■ **STATED EXERCISE**
Rewrite every item below, substituting "screenshot" for each occurrence of "image" and leaving all other text unchanged. Omit the pictures from the output.

Image element box items:
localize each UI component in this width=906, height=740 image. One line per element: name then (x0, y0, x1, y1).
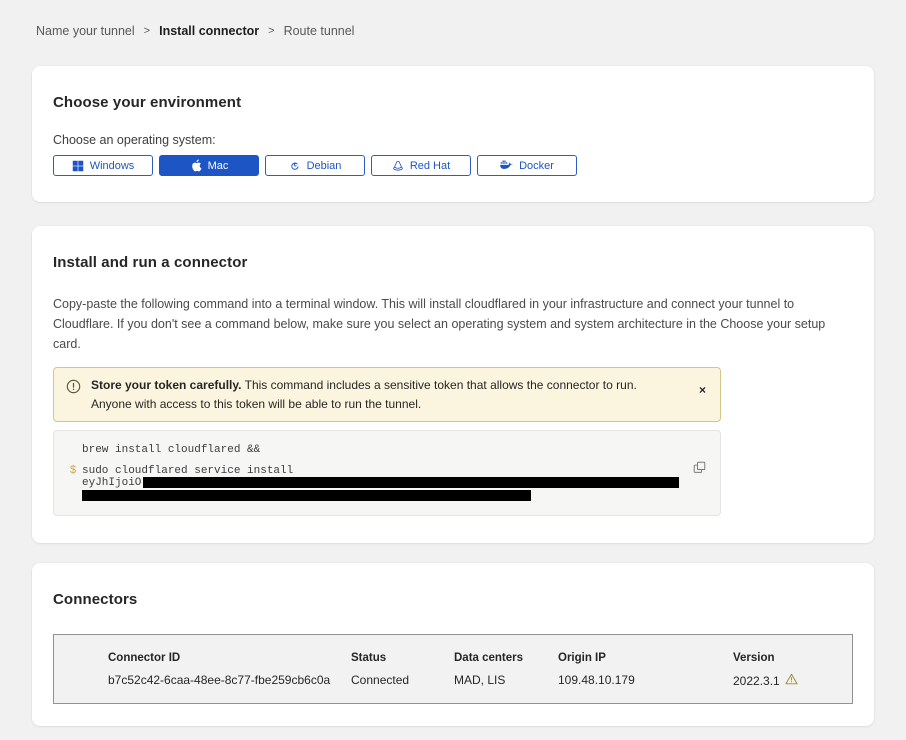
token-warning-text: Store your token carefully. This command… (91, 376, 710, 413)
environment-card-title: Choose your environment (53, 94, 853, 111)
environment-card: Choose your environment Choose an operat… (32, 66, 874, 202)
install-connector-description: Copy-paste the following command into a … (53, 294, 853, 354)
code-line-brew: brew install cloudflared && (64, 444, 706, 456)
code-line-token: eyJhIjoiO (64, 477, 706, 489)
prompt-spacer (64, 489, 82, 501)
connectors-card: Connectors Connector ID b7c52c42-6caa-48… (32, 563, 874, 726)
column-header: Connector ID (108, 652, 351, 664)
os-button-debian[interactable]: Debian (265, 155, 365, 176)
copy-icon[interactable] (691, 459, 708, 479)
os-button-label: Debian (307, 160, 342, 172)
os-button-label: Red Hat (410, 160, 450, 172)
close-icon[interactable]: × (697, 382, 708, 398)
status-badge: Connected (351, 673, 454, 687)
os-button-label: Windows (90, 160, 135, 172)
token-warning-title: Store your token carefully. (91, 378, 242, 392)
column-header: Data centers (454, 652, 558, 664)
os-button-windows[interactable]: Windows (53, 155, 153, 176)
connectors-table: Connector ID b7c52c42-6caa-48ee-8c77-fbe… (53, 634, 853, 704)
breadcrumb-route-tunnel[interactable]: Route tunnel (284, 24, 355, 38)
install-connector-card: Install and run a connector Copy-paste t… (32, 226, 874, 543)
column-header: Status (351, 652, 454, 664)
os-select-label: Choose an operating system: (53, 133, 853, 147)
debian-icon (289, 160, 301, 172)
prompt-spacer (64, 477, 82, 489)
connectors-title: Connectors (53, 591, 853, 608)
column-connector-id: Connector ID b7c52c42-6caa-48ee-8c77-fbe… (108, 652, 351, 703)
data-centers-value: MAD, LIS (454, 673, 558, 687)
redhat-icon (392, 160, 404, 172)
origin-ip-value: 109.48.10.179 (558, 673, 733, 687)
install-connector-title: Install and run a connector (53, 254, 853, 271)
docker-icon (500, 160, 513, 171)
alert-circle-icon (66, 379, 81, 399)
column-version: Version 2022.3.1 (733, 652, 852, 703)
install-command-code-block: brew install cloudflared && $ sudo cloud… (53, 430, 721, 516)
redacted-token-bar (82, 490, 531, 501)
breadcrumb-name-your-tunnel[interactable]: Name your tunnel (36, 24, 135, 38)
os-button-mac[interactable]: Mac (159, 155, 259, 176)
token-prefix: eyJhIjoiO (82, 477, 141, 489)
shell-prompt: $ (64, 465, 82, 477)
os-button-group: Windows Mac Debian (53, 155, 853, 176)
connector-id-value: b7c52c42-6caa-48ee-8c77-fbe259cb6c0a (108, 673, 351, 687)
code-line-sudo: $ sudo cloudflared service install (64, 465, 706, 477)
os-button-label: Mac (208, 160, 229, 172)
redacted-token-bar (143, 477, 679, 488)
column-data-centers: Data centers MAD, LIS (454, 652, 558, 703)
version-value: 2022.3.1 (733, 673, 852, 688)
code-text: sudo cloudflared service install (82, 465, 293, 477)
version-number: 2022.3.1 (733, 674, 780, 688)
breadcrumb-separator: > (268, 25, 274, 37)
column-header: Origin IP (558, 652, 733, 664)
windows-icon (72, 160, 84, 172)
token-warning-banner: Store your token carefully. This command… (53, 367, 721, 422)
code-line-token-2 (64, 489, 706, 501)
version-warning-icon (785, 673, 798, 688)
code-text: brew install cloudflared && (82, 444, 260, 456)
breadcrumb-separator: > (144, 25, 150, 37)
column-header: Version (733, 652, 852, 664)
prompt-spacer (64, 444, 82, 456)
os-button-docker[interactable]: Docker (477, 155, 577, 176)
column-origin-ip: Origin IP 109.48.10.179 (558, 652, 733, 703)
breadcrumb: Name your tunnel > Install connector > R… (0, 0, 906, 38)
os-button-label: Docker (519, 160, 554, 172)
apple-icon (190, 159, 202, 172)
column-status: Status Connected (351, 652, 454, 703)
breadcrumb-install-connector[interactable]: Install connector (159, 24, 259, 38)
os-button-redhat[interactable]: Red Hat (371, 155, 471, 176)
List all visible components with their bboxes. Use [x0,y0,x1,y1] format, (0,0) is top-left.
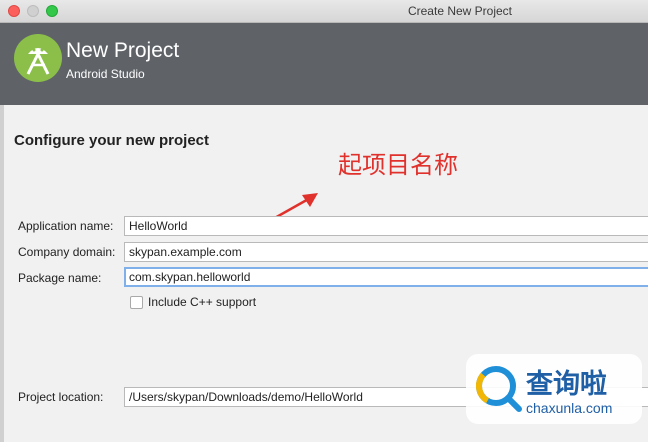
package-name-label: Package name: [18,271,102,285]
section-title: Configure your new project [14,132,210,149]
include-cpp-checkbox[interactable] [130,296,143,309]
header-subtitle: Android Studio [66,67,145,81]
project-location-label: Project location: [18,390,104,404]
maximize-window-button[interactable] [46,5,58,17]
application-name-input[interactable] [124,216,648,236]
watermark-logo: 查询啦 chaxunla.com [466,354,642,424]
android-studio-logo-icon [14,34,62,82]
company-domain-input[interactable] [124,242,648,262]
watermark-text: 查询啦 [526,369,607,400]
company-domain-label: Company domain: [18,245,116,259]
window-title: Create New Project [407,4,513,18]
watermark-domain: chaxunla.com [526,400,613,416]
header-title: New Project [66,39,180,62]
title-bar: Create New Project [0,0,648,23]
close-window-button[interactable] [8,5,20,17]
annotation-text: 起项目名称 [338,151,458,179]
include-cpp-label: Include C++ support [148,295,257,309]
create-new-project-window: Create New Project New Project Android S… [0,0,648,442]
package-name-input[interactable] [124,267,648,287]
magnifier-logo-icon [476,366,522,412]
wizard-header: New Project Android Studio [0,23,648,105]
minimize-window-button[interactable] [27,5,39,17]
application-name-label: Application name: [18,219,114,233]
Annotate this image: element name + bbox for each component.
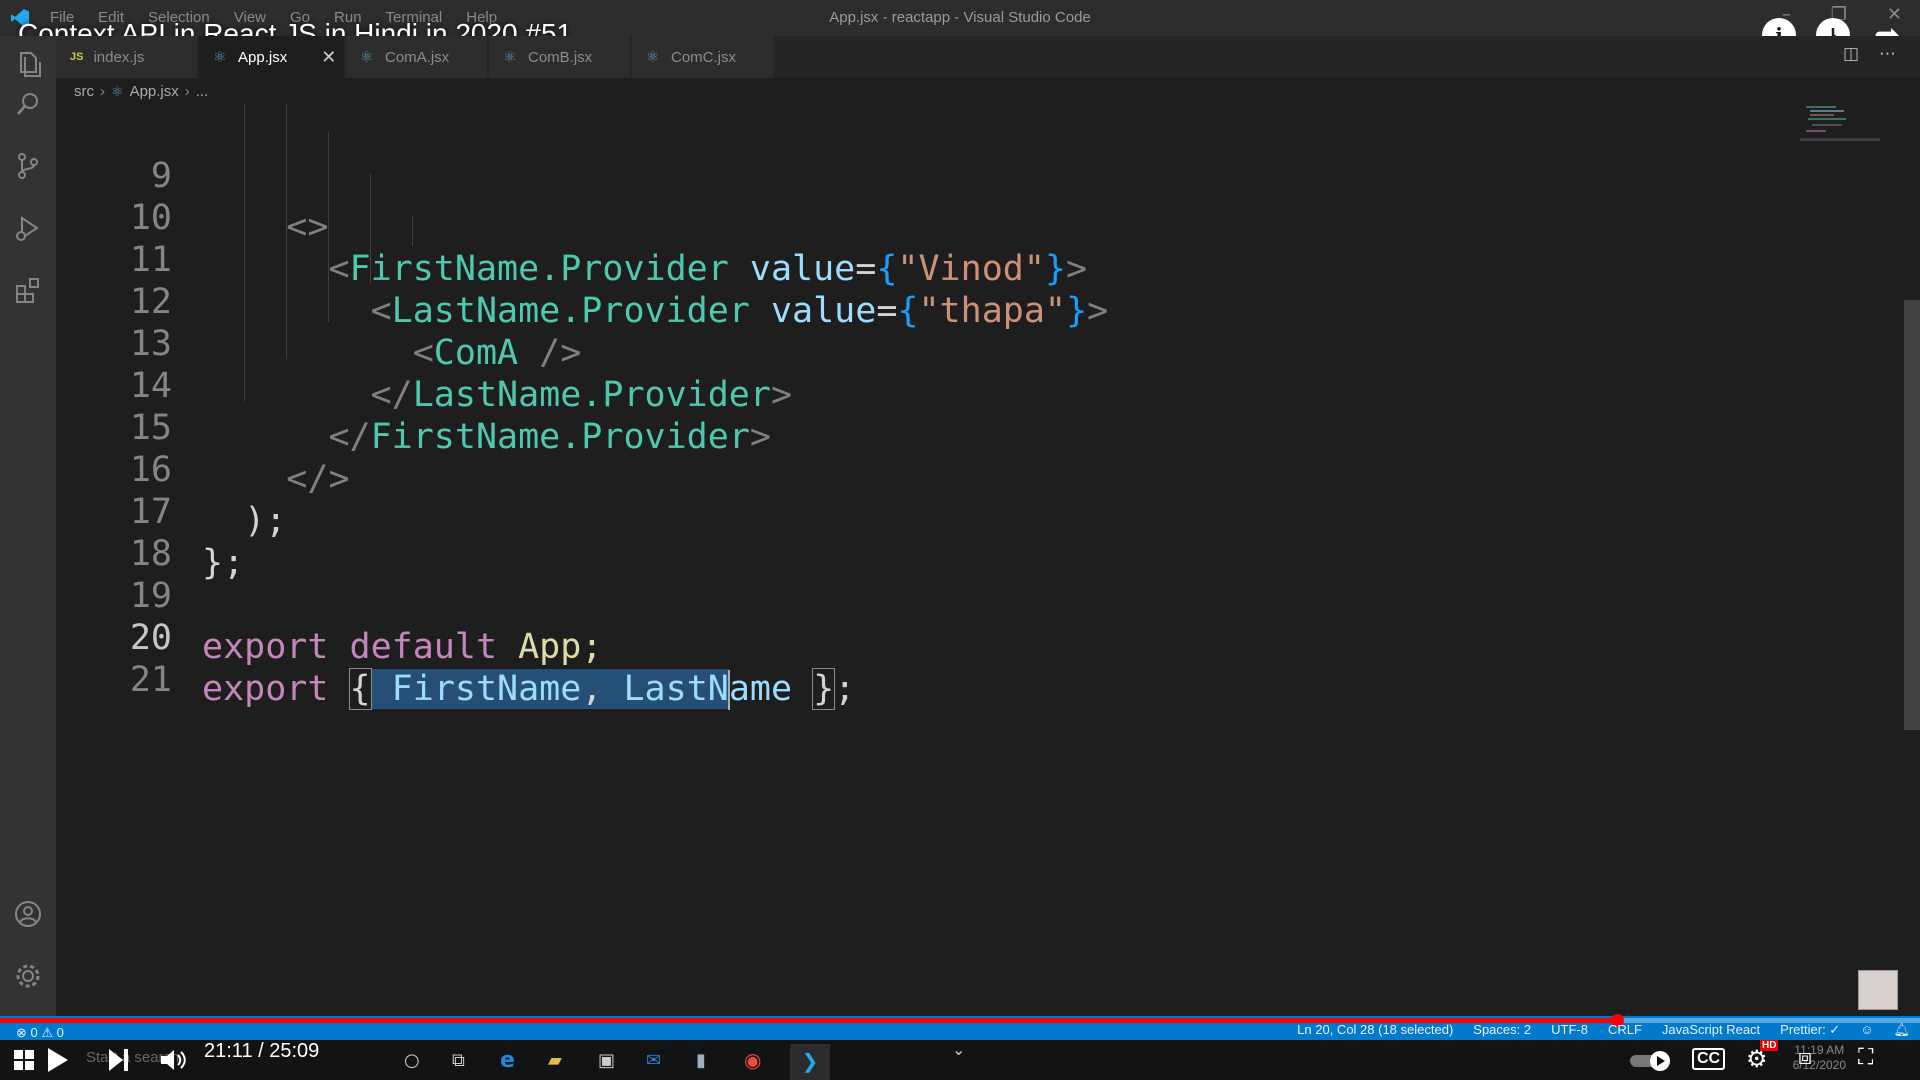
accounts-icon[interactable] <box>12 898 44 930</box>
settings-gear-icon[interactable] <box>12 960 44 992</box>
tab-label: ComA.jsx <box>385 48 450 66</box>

■ **ANSWER**
localize each UI component in this width=906, height=740 screenshot. One line per element: name then (x0, y0, x1, y1).
token-warning-text: Store your token carefully. This command… (91, 376, 710, 413)
environment-card-title: Choose your environment (53, 94, 853, 111)
environment-card: Choose your environment Choose an operat… (32, 66, 874, 202)
install-connector-description: Copy-paste the following command into a … (53, 294, 853, 354)
code-line-brew: brew install cloudflared && (64, 444, 706, 456)
code-line-token: eyJhIjoiO (64, 477, 706, 489)
prompt-spacer (64, 489, 82, 501)
connectors-card: Connectors Connector ID b7c52c42-6caa-48… (32, 563, 874, 726)
column-header: Connector ID (108, 652, 351, 664)
os-button-debian[interactable]: Debian (265, 155, 365, 176)
copy-icon[interactable] (691, 459, 708, 479)
os-button-label: Debian (307, 160, 342, 172)
os-button-label: Red Hat (410, 160, 450, 172)
close-icon[interactable]: × (697, 382, 708, 398)
status-badge: Connected (351, 673, 454, 687)
os-button-label: Windows (90, 160, 135, 172)
token-warning-title: Store your token carefully. (91, 378, 242, 392)
column-header: Data centers (454, 652, 558, 664)
os-button-windows[interactable]: Windows (53, 155, 153, 176)
connectors-table: Connector ID b7c52c42-6caa-48ee-8c77-fbe… (53, 634, 853, 704)
breadcrumb-route-tunnel[interactable]: Route tunnel (284, 24, 355, 38)
install-connector-card: Install and run a connector Copy-paste t… (32, 226, 874, 543)
column-header: Status (351, 652, 454, 664)
os-select-label: Choose an operating system: (53, 133, 853, 147)
debian-icon (289, 160, 301, 172)
prompt-spacer (64, 477, 82, 489)
connectors-title: Connectors (53, 591, 853, 608)
column-connector-id: Connector ID b7c52c42-6caa-48ee-8c77-fbe… (108, 652, 351, 703)
data-centers-value: MAD, LIS (454, 673, 558, 687)
redhat-icon (392, 160, 404, 172)
origin-ip-value: 109.48.10.179 (558, 673, 733, 687)
install-connector-title: Install and run a connector (53, 254, 853, 271)
docker-icon (500, 160, 513, 171)
alert-circle-icon (66, 379, 81, 399)
column-version: Version 2022.3.1 (733, 652, 852, 703)
install-command-code-block: brew install cloudflared && $ sudo cloud… (53, 430, 721, 516)
redacted-token-bar (82, 490, 531, 501)
breadcrumb-name-your-tunnel[interactable]: Name your tunnel (36, 24, 135, 38)
os-button-mac[interactable]: Mac (159, 155, 259, 176)
token-prefix: eyJhIjoiO (82, 477, 141, 489)
shell-prompt: $ (64, 465, 82, 477)
os-button-group: Windows Mac Debian (53, 155, 853, 176)
connector-id-value: b7c52c42-6caa-48ee-8c77-fbe259cb6c0a (108, 673, 351, 687)
code-line-sudo: $ sudo cloudflared service install (64, 465, 706, 477)
os-button-label: Mac (208, 160, 229, 172)
redacted-token-bar (143, 477, 679, 488)
column-data-centers: Data centers MAD, LIS (454, 652, 558, 703)
version-value: 2022.3.1 (733, 673, 852, 688)
code-text: sudo cloudflared service install (82, 465, 293, 477)
version-number: 2022.3.1 (733, 674, 780, 688)
breadcrumb-separator: > (268, 25, 274, 37)
column-header: Origin IP (558, 652, 733, 664)
windows-icon (72, 160, 84, 172)
token-warning-banner: Store your token carefully. This command… (53, 367, 721, 422)
code-line-token-2 (64, 489, 706, 501)
version-warning-icon (785, 673, 798, 688)
code-text: brew install cloudflared && (82, 444, 260, 456)
breadcrumb-separator: > (144, 25, 150, 37)
column-header: Version (733, 652, 852, 664)
prompt-spacer (64, 444, 82, 456)
os-button-docker[interactable]: Docker (477, 155, 577, 176)
column-origin-ip: Origin IP 109.48.10.179 (558, 652, 733, 703)
breadcrumb: Name your tunnel > Install connector > R… (0, 0, 906, 38)
os-button-label: Docker (519, 160, 554, 172)
apple-icon (190, 159, 202, 172)
column-status: Status Connected (351, 652, 454, 703)
breadcrumb-install-connector[interactable]: Install connector (159, 24, 259, 38)
os-button-redhat[interactable]: Red Hat (371, 155, 471, 176)
List all visible components with their bboxes. Use [x0,y0,x1,y1] format, (0,0) is top-left.
package-name-label: Package name: [18,271,102,285]
section-title: Configure your new project [14,132,210,149]
include-cpp-checkbox[interactable] [130,296,143,309]
header-subtitle: Android Studio [66,67,145,81]
project-location-label: Project location: [18,390,104,404]
maximize-window-button[interactable] [46,5,58,17]
application-name-input[interactable] [124,216,648,236]
watermark-logo: 查询啦 chaxunla.com [466,354,642,424]
android-studio-logo-icon [14,34,62,82]
company-domain-input[interactable] [124,242,648,262]
watermark-text: 查询啦 [526,369,607,400]
company-domain-label: Company domain: [18,245,116,259]
window-title: Create New Project [407,4,513,18]
watermark-domain: chaxunla.com [526,400,613,416]
header-title: New Project [66,39,180,62]
title-bar: Create New Project [0,0,648,23]
close-window-button[interactable] [8,5,20,17]
annotation-text: 起项目名称 [338,151,458,179]
include-cpp-label: Include C++ support [148,295,257,309]
create-new-project-window: Create New Project New Project Android S… [0,0,648,442]
package-name-input[interactable] [124,267,648,287]
magnifier-logo-icon [476,366,522,412]
wizard-header: New Project Android Studio [0,23,648,105]
minimize-window-button[interactable] [27,5,39,17]
application-name-label: Application name: [18,219,114,233]
Annotate this screenshot: element name + bbox for each component.
accounts-icon[interactable] <box>12 898 44 930</box>
settings-gear-icon[interactable] <box>12 960 44 992</box>
tab-label: ComA.jsx <box>385 48 450 66</box>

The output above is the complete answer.